[start]
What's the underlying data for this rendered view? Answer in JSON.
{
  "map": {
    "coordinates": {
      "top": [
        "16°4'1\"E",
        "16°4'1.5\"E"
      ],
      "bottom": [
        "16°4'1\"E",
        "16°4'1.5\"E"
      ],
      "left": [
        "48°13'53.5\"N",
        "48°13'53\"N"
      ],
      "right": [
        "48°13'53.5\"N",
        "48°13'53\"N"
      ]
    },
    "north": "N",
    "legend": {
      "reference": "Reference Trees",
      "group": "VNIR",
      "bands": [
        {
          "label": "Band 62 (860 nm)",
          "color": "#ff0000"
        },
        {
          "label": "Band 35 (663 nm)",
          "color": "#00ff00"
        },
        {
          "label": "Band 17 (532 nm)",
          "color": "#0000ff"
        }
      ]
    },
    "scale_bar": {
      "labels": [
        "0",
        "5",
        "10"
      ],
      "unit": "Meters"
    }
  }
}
[end]
## Request
Determine the number of lines in the records that include the string "color", and respond with that number only.

## Written answer
3